Data entries
## Begin

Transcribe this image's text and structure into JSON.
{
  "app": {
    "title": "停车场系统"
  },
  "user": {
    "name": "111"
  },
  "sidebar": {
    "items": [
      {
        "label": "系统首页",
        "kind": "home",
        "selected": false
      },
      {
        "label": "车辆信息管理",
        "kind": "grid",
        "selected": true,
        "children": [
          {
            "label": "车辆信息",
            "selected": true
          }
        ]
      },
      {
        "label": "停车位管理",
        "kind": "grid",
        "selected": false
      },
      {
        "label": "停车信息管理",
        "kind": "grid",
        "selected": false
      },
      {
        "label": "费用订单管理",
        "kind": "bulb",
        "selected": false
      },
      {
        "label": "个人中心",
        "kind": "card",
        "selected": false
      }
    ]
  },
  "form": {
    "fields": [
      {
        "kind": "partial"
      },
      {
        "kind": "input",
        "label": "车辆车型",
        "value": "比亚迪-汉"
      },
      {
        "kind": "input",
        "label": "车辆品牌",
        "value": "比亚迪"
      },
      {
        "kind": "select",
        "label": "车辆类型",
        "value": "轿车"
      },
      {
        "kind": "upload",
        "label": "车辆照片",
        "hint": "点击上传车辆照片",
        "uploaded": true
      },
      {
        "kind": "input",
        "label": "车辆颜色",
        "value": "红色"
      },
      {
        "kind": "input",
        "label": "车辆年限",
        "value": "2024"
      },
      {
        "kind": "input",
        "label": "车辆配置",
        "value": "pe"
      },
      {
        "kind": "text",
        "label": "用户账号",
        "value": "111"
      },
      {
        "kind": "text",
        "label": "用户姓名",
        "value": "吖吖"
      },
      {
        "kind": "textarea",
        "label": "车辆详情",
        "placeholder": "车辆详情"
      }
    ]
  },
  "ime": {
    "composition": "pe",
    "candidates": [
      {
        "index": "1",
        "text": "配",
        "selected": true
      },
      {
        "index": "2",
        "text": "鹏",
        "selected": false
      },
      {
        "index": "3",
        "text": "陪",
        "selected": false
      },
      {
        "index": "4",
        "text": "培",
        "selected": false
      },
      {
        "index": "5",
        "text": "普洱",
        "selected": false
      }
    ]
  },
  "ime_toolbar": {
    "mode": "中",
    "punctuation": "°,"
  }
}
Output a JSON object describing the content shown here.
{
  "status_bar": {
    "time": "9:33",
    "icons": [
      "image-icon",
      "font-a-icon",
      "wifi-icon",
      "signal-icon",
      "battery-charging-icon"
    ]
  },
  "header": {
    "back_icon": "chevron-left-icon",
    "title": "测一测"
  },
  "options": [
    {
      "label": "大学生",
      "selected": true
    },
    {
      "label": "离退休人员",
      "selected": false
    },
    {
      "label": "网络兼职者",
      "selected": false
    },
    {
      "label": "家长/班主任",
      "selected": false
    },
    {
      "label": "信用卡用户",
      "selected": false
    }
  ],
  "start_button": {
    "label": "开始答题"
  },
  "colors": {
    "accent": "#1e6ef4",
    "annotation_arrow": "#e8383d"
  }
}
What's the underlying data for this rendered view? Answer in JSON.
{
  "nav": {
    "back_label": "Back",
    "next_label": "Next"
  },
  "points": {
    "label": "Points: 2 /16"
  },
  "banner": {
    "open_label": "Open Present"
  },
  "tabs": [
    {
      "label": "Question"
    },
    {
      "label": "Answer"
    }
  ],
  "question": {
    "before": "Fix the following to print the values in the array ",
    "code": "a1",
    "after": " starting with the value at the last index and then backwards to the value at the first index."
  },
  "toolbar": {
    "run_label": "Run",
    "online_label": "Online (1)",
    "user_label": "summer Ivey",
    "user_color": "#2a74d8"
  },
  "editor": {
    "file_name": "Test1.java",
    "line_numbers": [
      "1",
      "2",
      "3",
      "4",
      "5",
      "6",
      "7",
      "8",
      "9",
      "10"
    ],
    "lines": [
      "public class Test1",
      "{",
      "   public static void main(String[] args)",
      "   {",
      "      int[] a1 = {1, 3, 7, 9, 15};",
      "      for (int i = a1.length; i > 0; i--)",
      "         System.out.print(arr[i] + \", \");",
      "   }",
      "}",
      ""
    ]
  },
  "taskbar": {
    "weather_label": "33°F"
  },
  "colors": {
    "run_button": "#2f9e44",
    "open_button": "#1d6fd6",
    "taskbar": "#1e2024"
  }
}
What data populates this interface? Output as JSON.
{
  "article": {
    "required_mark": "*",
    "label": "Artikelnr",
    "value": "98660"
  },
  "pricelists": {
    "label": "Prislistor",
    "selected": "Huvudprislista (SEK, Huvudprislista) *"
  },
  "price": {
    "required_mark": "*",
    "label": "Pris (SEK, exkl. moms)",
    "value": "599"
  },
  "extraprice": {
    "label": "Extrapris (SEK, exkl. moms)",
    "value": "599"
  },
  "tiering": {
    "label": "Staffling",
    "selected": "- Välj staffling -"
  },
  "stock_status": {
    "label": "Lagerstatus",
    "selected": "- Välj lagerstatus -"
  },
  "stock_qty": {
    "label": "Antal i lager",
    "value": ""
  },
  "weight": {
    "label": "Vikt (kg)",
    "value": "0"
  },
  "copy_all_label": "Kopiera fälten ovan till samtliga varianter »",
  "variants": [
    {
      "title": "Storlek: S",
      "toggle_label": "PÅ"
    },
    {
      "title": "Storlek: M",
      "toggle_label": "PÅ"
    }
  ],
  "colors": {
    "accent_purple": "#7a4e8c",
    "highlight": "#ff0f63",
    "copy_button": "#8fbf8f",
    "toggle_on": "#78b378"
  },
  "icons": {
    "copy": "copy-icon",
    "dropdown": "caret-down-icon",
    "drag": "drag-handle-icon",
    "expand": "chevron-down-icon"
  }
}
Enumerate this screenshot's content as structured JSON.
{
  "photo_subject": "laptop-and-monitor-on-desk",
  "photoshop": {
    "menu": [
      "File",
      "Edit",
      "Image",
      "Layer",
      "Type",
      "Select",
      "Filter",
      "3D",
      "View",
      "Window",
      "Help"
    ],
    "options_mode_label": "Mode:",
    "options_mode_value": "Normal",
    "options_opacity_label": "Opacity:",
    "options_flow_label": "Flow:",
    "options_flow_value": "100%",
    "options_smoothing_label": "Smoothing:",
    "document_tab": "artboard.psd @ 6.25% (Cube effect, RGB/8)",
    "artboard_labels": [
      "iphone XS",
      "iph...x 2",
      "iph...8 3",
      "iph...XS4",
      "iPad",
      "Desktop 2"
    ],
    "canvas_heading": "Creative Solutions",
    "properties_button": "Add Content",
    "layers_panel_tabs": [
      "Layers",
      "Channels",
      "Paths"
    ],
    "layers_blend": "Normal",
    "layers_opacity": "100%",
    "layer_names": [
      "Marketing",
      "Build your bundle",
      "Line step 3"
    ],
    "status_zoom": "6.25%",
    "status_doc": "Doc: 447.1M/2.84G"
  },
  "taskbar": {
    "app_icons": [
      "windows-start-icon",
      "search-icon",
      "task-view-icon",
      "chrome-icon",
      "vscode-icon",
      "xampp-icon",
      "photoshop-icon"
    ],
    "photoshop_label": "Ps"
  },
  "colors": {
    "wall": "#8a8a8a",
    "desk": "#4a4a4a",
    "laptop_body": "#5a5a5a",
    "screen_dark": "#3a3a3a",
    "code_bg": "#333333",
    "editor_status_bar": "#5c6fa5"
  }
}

## End

SHORT PROBLEM
Exactly as shown, repeat every record.

COMPLETE RESPONSE
Transcribe this image's text and structure into JSON.
{
  "app": {
    "title": "停车场系统"
  },
  "user": {
    "name": "111"
  },
  "sidebar": {
    "items": [
      {
        "label": "系统首页",
        "kind": "home",
        "selected": false
      },
      {
        "label": "车辆信息管理",
        "kind": "grid",
        "selected": true,
        "children": [
          {
            "label": "车辆信息",
            "selected": true
          }
        ]
      },
      {
        "label": "停车位管理",
        "kind": "grid",
        "selected": false
      },
      {
        "label": "停车信息管理",
        "kind": "grid",
        "selected": false
      },
      {
        "label": "费用订单管理",
        "kind": "bulb",
        "selected": false
      },
      {
        "label": "个人中心",
        "kind": "card",
        "selected": false
      }
    ]
  },
  "form": {
    "fields": [
      {
        "kind": "partial"
      },
      {
        "kind": "input",
        "label": "车辆车型",
        "value": "比亚迪-汉"
      },
      {
        "kind": "input",
        "label": "车辆品牌",
        "value": "比亚迪"
      },
      {
        "kind": "select",
        "label": "车辆类型",
        "value": "轿车"
      },
      {
        "kind": "upload",
        "label": "车辆照片",
        "hint": "点击上传车辆照片",
        "uploaded": true
      },
      {
        "kind": "input",
        "label": "车辆颜色",
        "value": "红色"
      },
      {
        "kind": "input",
        "label": "车辆年限",
        "value": "2024"
      },
      {
        "kind": "input",
        "label": "车辆配置",
        "value": "pe"
      },
      {
        "kind": "text",
        "label": "用户账号",
        "value": "111"
      },
      {
        "kind": "text",
        "label": "用户姓名",
        "value": "吖吖"
      },
      {
        "kind": "textarea",
        "label": "车辆详情",
        "placeholder": "车辆详情"
      }
    ]
  },
  "ime": {
    "composition": "pe",
    "candidates": [
      {
        "index": "1",
        "text": "配",
        "selected": true
      },
      {
        "index": "2",
        "text": "鹏",
        "selected": false
      },
      {
        "index": "3",
        "text": "陪",
        "selected": false
      },
      {
        "index": "4",
        "text": "培",
        "selected": false
      },
      {
        "index": "5",
        "text": "普洱",
        "selected": false
      }
    ]
  },
  "ime_toolbar": {
    "mode": "中",
    "punctuation": "°,"
  }
}
Output a JSON object describing the content shown here.
{
  "status_bar": {
    "time": "9:33",
    "icons": [
      "image-icon",
      "font-a-icon",
      "wifi-icon",
      "signal-icon",
      "battery-charging-icon"
    ]
  },
  "header": {
    "back_icon": "chevron-left-icon",
    "title": "测一测"
  },
  "options": [
    {
      "label": "大学生",
      "selected": true
    },
    {
      "label": "离退休人员",
      "selected": false
    },
    {
      "label": "网络兼职者",
      "selected": false
    },
    {
      "label": "家长/班主任",
      "selected": false
    },
    {
      "label": "信用卡用户",
      "selected": false
    }
  ],
  "start_button": {
    "label": "开始答题"
  },
  "colors": {
    "accent": "#1e6ef4",
    "annotation_arrow": "#e8383d"
  }
}
What's the underlying data for this rendered view? Answer in JSON.
{
  "nav": {
    "back_label": "Back",
    "next_label": "Next"
  },
  "points": {
    "label": "Points: 2 /16"
  },
  "banner": {
    "open_label": "Open Present"
  },
  "tabs": [
    {
      "label": "Question"
    },
    {
      "label": "Answer"
    }
  ],
  "question": {
    "before": "Fix the following to print the values in the array ",
    "code": "a1",
    "after": " starting with the value at the last index and then backwards to the value at the first index."
  },
  "toolbar": {
    "run_label": "Run",
    "online_label": "Online (1)",
    "user_label": "summer Ivey",
    "user_color": "#2a74d8"
  },
  "editor": {
    "file_name": "Test1.java",
    "line_numbers": [
      "1",
      "2",
      "3",
      "4",
      "5",
      "6",
      "7",
      "8",
      "9",
      "10"
    ],
    "lines": [
      "public class Test1",
      "{",
      "   public static void main(String[] args)",
      "   {",
      "      int[] a1 = {1, 3, 7, 9, 15};",
      "      for (int i = a1.length; i > 0; i--)",
      "         System.out.print(arr[i] + \", \");",
      "   }",
      "}",
      ""
    ]
  },
  "taskbar": {
    "weather_label": "33°F"
  },
  "colors": {
    "run_button": "#2f9e44",
    "open_button": "#1d6fd6",
    "taskbar": "#1e2024"
  }
}
What data populates this interface? Output as JSON.
{
  "article": {
    "required_mark": "*",
    "label": "Artikelnr",
    "value": "98660"
  },
  "pricelists": {
    "label": "Prislistor",
    "selected": "Huvudprislista (SEK, Huvudprislista) *"
  },
  "price": {
    "required_mark": "*",
    "label": "Pris (SEK, exkl. moms)",
    "value": "599"
  },
  "extraprice": {
    "label": "Extrapris (SEK, exkl. moms)",
    "value": "599"
  },
  "tiering": {
    "label": "Staffling",
    "selected": "- Välj staffling -"
  },
  "stock_status": {
    "label": "Lagerstatus",
    "selected": "- Välj lagerstatus -"
  },
  "stock_qty": {
    "label": "Antal i lager",
    "value": ""
  },
  "weight": {
    "label": "Vikt (kg)",
    "value": "0"
  },
  "copy_all_label": "Kopiera fälten ovan till samtliga varianter »",
  "variants": [
    {
      "title": "Storlek: S",
      "toggle_label": "PÅ"
    },
    {
      "title": "Storlek: M",
      "toggle_label": "PÅ"
    }
  ],
  "colors": {
    "accent_purple": "#7a4e8c",
    "highlight": "#ff0f63",
    "copy_button": "#8fbf8f",
    "toggle_on": "#78b378"
  },
  "icons": {
    "copy": "copy-icon",
    "dropdown": "caret-down-icon",
    "drag": "drag-handle-icon",
    "expand": "chevron-down-icon"
  }
}
Enumerate this screenshot's content as structured JSON.
{
  "photo_subject": "laptop-and-monitor-on-desk",
  "photoshop": {
    "menu": [
      "File",
      "Edit",
      "Image",
      "Layer",
      "Type",
      "Select",
      "Filter",
      "3D",
      "View",
      "Window",
      "Help"
    ],
    "options_mode_label": "Mode:",
    "options_mode_value": "Normal",
    "options_opacity_label": "Opacity:",
    "options_flow_label": "Flow:",
    "options_flow_value": "100%",
    "options_smoothing_label": "Smoothing:",
    "document_tab": "artboard.psd @ 6.25% (Cube effect, RGB/8)",
    "artboard_labels": [
      "iphone XS",
      "iph...x 2",
      "iph...8 3",
      "iph...XS4",
      "iPad",
      "Desktop 2"
    ],
    "canvas_heading": "Creative Solutions",
    "properties_button": "Add Content",
    "layers_panel_tabs": [
      "Layers",
      "Channels",
      "Paths"
    ],
    "layers_blend": "Normal",
    "layers_opacity": "100%",
    "layer_names": [
      "Marketing",
      "Build your bundle",
      "Line step 3"
    ],
    "status_zoom": "6.25%",
    "status_doc": "Doc: 447.1M/2.84G"
  },
  "taskbar": {
    "app_icons": [
      "windows-start-icon",
      "search-icon",
      "task-view-icon",
      "chrome-icon",
      "vscode-icon",
      "xampp-icon",
      "photoshop-icon"
    ],
    "photoshop_label": "Ps"
  },
  "colors": {
    "wall": "#8a8a8a",
    "desk": "#4a4a4a",
    "laptop_body": "#5a5a5a",
    "screen_dark": "#3a3a3a",
    "code_bg": "#333333",
    "editor_status_bar": "#5c6fa5"
  }
}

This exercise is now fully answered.